What this task involves —
Would you retype all of these records exactly?

Supplied data —
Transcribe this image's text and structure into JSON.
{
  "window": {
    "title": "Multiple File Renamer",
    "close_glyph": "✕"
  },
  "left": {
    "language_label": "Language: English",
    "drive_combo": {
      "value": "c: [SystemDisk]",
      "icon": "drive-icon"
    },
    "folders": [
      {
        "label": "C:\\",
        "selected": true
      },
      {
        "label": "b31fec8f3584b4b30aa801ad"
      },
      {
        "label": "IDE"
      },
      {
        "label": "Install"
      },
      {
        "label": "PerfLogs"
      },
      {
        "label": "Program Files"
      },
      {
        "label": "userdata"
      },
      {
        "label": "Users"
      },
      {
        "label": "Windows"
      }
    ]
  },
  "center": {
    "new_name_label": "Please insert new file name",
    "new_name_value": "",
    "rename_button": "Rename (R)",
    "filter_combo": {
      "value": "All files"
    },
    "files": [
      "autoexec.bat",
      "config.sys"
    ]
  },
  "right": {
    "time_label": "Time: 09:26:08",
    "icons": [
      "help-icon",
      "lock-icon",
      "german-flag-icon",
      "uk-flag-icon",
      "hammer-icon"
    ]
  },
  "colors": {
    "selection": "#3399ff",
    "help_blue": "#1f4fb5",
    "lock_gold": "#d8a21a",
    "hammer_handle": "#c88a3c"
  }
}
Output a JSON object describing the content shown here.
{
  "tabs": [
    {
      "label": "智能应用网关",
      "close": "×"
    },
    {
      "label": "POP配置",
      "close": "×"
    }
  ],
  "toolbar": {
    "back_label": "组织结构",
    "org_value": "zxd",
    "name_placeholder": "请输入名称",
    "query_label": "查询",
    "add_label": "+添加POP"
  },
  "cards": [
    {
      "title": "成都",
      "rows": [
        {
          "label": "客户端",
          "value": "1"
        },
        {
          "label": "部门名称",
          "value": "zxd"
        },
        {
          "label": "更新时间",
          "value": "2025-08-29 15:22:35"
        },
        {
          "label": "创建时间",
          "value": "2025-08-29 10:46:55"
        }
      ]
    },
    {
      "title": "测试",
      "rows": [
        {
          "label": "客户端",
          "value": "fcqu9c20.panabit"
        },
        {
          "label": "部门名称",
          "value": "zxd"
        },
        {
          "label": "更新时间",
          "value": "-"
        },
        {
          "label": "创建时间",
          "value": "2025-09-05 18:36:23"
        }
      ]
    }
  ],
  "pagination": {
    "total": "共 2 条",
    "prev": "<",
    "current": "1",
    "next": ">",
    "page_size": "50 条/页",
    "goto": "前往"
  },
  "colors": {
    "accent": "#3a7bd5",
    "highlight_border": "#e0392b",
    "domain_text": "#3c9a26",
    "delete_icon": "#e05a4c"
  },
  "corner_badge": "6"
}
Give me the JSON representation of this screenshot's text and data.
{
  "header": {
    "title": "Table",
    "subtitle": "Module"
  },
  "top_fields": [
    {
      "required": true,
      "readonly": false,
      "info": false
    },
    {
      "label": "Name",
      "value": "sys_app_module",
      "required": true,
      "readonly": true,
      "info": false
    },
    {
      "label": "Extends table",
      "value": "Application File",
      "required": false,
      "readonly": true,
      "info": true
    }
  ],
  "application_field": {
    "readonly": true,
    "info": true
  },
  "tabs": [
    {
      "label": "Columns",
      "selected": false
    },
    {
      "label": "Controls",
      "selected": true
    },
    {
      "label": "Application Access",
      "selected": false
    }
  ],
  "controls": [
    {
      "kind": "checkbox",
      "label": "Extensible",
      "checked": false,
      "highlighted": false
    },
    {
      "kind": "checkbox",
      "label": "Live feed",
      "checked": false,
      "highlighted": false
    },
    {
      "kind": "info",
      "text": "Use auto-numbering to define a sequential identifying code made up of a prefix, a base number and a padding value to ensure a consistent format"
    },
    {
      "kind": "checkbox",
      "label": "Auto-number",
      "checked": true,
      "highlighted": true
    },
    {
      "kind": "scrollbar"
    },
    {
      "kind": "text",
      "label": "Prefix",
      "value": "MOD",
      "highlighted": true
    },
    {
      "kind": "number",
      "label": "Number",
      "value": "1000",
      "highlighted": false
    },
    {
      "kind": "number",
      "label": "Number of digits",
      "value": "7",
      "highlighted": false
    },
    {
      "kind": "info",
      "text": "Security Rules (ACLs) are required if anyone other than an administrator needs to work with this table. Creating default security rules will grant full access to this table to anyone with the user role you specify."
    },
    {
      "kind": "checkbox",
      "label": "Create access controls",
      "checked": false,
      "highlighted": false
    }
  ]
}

Task response —
Transcribe this image's text and structure into JSON.
{
  "window": {
    "title": "Multiple File Renamer",
    "close_glyph": "✕"
  },
  "left": {
    "language_label": "Language: English",
    "drive_combo": {
      "value": "c: [SystemDisk]",
      "icon": "drive-icon"
    },
    "folders": [
      {
        "label": "C:\\",
        "selected": true
      },
      {
        "label": "b31fec8f3584b4b30aa801ad"
      },
      {
        "label": "IDE"
      },
      {
        "label": "Install"
      },
      {
        "label": "PerfLogs"
      },
      {
        "label": "Program Files"
      },
      {
        "label": "userdata"
      },
      {
        "label": "Users"
      },
      {
        "label": "Windows"
      }
    ]
  },
  "center": {
    "new_name_label": "Please insert new file name",
    "new_name_value": "",
    "rename_button": "Rename (R)",
    "filter_combo": {
      "value": "All files"
    },
    "files": [
      "autoexec.bat",
      "config.sys"
    ]
  },
  "right": {
    "time_label": "Time: 09:26:08",
    "icons": [
      "help-icon",
      "lock-icon",
      "german-flag-icon",
      "uk-flag-icon",
      "hammer-icon"
    ]
  },
  "colors": {
    "selection": "#3399ff",
    "help_blue": "#1f4fb5",
    "lock_gold": "#d8a21a",
    "hammer_handle": "#c88a3c"
  }
}
Output a JSON object describing the content shown here.
{
  "tabs": [
    {
      "label": "智能应用网关",
      "close": "×"
    },
    {
      "label": "POP配置",
      "close": "×"
    }
  ],
  "toolbar": {
    "back_label": "组织结构",
    "org_value": "zxd",
    "name_placeholder": "请输入名称",
    "query_label": "查询",
    "add_label": "+添加POP"
  },
  "cards": [
    {
      "title": "成都",
      "rows": [
        {
          "label": "客户端",
          "value": "1"
        },
        {
          "label": "部门名称",
          "value": "zxd"
        },
        {
          "label": "更新时间",
          "value": "2025-08-29 15:22:35"
        },
        {
          "label": "创建时间",
          "value": "2025-08-29 10:46:55"
        }
      ]
    },
    {
      "title": "测试",
      "rows": [
        {
          "label": "客户端",
          "value": "fcqu9c20.panabit"
        },
        {
          "label": "部门名称",
          "value": "zxd"
        },
        {
          "label": "更新时间",
          "value": "-"
        },
        {
          "label": "创建时间",
          "value": "2025-09-05 18:36:23"
        }
      ]
    }
  ],
  "pagination": {
    "total": "共 2 条",
    "prev": "<",
    "current": "1",
    "next": ">",
    "page_size": "50 条/页",
    "goto": "前往"
  },
  "colors": {
    "accent": "#3a7bd5",
    "highlight_border": "#e0392b",
    "domain_text": "#3c9a26",
    "delete_icon": "#e05a4c"
  },
  "corner_badge": "6"
}
Give me the JSON representation of this screenshot's text and data.
{
  "header": {
    "title": "Table",
    "subtitle": "Module"
  },
  "top_fields": [
    {
      "required": true,
      "readonly": false,
      "info": false
    },
    {
      "label": "Name",
      "value": "sys_app_module",
      "required": true,
      "readonly": true,
      "info": false
    },
    {
      "label": "Extends table",
      "value": "Application File",
      "required": false,
      "readonly": true,
      "info": true
    }
  ],
  "application_field": {
    "readonly": true,
    "info": true
  },
  "tabs": [
    {
      "label": "Columns",
      "selected": false
    },
    {
      "label": "Controls",
      "selected": true
    },
    {
      "label": "Application Access",
      "selected": false
    }
  ],
  "controls": [
    {
      "kind": "checkbox",
      "label": "Extensible",
      "checked": false,
      "highlighted": false
    },
    {
      "kind": "checkbox",
      "label": "Live feed",
      "checked": false,
      "highlighted": false
    },
    {
      "kind": "info",
      "text": "Use auto-numbering to define a sequential identifying code made up of a prefix, a base number and a padding value to ensure a consistent format"
    },
    {
      "kind": "checkbox",
      "label": "Auto-number",
      "checked": true,
      "highlighted": true
    },
    {
      "kind": "scrollbar"
    },
    {
      "kind": "text",
      "label": "Prefix",
      "value": "MOD",
      "highlighted": true
    },
    {
      "kind": "number",
      "label": "Number",
      "value": "1000",
      "highlighted": false
    },
    {
      "kind": "number",
      "label": "Number of digits",
      "value": "7",
      "highlighted": false
    },
    {
      "kind": "info",
      "text": "Security Rules (ACLs) are required if anyone other than an administrator needs to work with this table. Creating default security rules will grant full access to this table to anyone with the user role you specify."
    },
    {
      "kind": "checkbox",
      "label": "Create access controls",
      "checked": false,
      "highlighted": false
    }
  ]
}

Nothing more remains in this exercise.